Exactly reproduce each record listed below.
-=-=-=-=-
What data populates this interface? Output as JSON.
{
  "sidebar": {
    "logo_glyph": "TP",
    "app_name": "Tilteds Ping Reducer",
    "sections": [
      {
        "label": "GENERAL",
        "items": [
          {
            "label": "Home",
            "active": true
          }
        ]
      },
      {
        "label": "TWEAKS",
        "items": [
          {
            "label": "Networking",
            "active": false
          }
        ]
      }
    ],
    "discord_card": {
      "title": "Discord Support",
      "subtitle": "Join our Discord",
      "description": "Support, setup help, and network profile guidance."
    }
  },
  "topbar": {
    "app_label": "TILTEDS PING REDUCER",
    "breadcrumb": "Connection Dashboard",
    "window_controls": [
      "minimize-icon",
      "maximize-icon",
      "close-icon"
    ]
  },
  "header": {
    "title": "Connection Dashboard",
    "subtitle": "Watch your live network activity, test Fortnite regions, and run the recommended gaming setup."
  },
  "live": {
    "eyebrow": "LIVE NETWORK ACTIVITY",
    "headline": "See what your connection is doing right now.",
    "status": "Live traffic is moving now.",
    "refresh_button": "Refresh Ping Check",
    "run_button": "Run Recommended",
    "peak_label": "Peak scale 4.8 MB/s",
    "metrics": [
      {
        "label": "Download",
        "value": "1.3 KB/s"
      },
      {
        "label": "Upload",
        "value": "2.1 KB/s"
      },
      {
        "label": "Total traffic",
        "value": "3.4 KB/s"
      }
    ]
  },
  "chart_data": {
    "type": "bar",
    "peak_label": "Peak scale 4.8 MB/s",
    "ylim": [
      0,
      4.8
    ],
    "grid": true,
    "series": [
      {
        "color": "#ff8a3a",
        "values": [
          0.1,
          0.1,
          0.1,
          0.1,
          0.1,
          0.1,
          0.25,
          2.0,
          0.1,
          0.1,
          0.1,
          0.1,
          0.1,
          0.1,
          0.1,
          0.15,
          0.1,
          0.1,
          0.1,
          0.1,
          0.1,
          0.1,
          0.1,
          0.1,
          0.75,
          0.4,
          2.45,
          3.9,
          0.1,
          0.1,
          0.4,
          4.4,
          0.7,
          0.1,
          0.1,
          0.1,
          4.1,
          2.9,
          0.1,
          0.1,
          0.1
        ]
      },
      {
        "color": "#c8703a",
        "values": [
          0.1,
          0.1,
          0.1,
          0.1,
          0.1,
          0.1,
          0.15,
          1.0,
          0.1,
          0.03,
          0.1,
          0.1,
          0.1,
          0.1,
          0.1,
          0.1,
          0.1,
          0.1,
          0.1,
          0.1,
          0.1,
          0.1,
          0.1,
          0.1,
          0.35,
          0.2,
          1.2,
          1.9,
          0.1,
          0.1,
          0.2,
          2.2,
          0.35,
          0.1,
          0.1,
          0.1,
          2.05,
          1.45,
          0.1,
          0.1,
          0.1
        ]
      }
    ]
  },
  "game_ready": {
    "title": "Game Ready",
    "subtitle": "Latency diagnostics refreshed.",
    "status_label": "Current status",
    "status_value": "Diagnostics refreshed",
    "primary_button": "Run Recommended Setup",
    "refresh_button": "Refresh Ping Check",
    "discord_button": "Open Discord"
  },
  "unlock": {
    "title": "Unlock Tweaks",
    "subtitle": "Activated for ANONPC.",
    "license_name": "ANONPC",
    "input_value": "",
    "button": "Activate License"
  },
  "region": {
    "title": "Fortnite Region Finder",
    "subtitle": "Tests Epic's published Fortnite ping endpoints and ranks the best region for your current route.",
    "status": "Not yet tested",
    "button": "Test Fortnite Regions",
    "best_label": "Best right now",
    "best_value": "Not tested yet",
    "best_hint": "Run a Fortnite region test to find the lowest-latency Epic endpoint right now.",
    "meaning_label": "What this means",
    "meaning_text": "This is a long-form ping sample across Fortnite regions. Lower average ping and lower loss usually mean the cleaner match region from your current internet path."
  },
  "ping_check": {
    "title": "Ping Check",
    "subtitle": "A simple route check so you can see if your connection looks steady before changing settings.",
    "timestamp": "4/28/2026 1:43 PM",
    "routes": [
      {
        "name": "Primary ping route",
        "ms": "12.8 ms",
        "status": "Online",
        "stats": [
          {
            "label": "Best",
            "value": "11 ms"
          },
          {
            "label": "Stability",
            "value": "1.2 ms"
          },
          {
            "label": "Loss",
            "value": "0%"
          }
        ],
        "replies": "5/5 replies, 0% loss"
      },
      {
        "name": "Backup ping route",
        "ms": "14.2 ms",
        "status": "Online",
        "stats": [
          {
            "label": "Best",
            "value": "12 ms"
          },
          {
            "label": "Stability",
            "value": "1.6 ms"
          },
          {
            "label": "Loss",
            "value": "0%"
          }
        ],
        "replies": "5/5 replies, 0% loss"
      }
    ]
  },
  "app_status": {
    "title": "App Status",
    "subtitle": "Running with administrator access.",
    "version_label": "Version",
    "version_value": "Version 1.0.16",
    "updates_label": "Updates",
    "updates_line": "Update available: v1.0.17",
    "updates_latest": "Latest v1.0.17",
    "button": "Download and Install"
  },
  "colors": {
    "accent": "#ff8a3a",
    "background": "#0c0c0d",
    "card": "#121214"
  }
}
-=-=-=-=-
[COMPLETED TASK]
What data populates this interface? Output as JSON.
{
  "sidebar": {
    "logo_glyph": "TP",
    "app_name": "Tilteds Ping Reducer",
    "sections": [
      {
        "label": "GENERAL",
        "items": [
          {
            "label": "Home",
            "active": true
          }
        ]
      },
      {
        "label": "TWEAKS",
        "items": [
          {
            "label": "Networking",
            "active": false
          }
        ]
      }
    ],
    "discord_card": {
      "title": "Discord Support",
      "subtitle": "Join our Discord",
      "description": "Support, setup help, and network profile guidance."
    }
  },
  "topbar": {
    "app_label": "TILTEDS PING REDUCER",
    "breadcrumb": "Connection Dashboard",
    "window_controls": [
      "minimize-icon",
      "maximize-icon",
      "close-icon"
    ]
  },
  "header": {
    "title": "Connection Dashboard",
    "subtitle": "Watch your live network activity, test Fortnite regions, and run the recommended gaming setup."
  },
  "live": {
    "eyebrow": "LIVE NETWORK ACTIVITY",
    "headline": "See what your connection is doing right now.",
    "status": "Live traffic is moving now.",
    "refresh_button": "Refresh Ping Check",
    "run_button": "Run Recommended",
    "peak_label": "Peak scale 4.8 MB/s",
    "metrics": [
      {
        "label": "Download",
        "value": "1.3 KB/s"
      },
      {
        "label": "Upload",
        "value": "2.1 KB/s"
      },
      {
        "label": "Total traffic",
        "value": "3.4 KB/s"
      }
    ]
  },
  "chart_data": {
    "type": "bar",
    "peak_label": "Peak scale 4.8 MB/s",
    "ylim": [
      0,
      4.8
    ],
    "grid": true,
    "series": [
      {
        "color": "#ff8a3a",
        "values": [
          0.1,
          0.1,
          0.1,
          0.1,
          0.1,
          0.1,
          0.25,
          2.0,
          0.1,
          0.1,
          0.1,
          0.1,
          0.1,
          0.1,
          0.1,
          0.15,
          0.1,
          0.1,
          0.1,
          0.1,
          0.1,
          0.1,
          0.1,
          0.1,
          0.75,
          0.4,
          2.45,
          3.9,
          0.1,
          0.1,
          0.4,
          4.4,
          0.7,
          0.1,
          0.1,
          0.1,
          4.1,
          2.9,
          0.1,
          0.1,
          0.1
        ]
      },
      {
        "color": "#c8703a",
        "values": [
          0.1,
          0.1,
          0.1,
          0.1,
          0.1,
          0.1,
          0.15,
          1.0,
          0.1,
          0.03,
          0.1,
          0.1,
          0.1,
          0.1,
          0.1,
          0.1,
          0.1,
          0.1,
          0.1,
          0.1,
          0.1,
          0.1,
          0.1,
          0.1,
          0.35,
          0.2,
          1.2,
          1.9,
          0.1,
          0.1,
          0.2,
          2.2,
          0.35,
          0.1,
          0.1,
          0.1,
          2.05,
          1.45,
          0.1,
          0.1,
          0.1
        ]
      }
    ]
  },
  "game_ready": {
    "title": "Game Ready",
    "subtitle": "Latency diagnostics refreshed.",
    "status_label": "Current status",
    "status_value": "Diagnostics refreshed",
    "primary_button": "Run Recommended Setup",
    "refresh_button": "Refresh Ping Check",
    "discord_button": "Open Discord"
  },
  "unlock": {
    "title": "Unlock Tweaks",
    "subtitle": "Activated for ANONPC.",
    "license_name": "ANONPC",
    "input_value": "",
    "button": "Activate License"
  },
  "region": {
    "title": "Fortnite Region Finder",
    "subtitle": "Tests Epic's published Fortnite ping endpoints and ranks the best region for your current route.",
    "status": "Not yet tested",
    "button": "Test Fortnite Regions",
    "best_label": "Best right now",
    "best_value": "Not tested yet",
    "best_hint": "Run a Fortnite region test to find the lowest-latency Epic endpoint right now.",
    "meaning_label": "What this means",
    "meaning_text": "This is a long-form ping sample across Fortnite regions. Lower average ping and lower loss usually mean the cleaner match region from your current internet path."
  },
  "ping_check": {
    "title": "Ping Check",
    "subtitle": "A simple route check so you can see if your connection looks steady before changing settings.",
    "timestamp": "4/28/2026 1:43 PM",
    "routes": [
      {
        "name": "Primary ping route",
        "ms": "12.8 ms",
        "status": "Online",
        "stats": [
          {
            "label": "Best",
            "value": "11 ms"
          },
          {
            "label": "Stability",
            "value": "1.2 ms"
          },
          {
            "label": "Loss",
            "value": "0%"
          }
        ],
        "replies": "5/5 replies, 0% loss"
      },
      {
        "name": "Backup ping route",
        "ms": "14.2 ms",
        "status": "Online",
        "stats": [
          {
            "label": "Best",
            "value": "12 ms"
          },
          {
            "label": "Stability",
            "value": "1.6 ms"
          },
          {
            "label": "Loss",
            "value": "0%"
          }
        ],
        "replies": "5/5 replies, 0% loss"
      }
    ]
  },
  "app_status": {
    "title": "App Status",
    "subtitle": "Running with administrator access.",
    "version_label": "Version",
    "version_value": "Version 1.0.16",
    "updates_label": "Updates",
    "updates_line": "Update available: v1.0.17",
    "updates_latest": "Latest v1.0.17",
    "button": "Download and Install"
  },
  "colors": {
    "accent": "#ff8a3a",
    "background": "#0c0c0d",
    "card": "#121214"
  }
}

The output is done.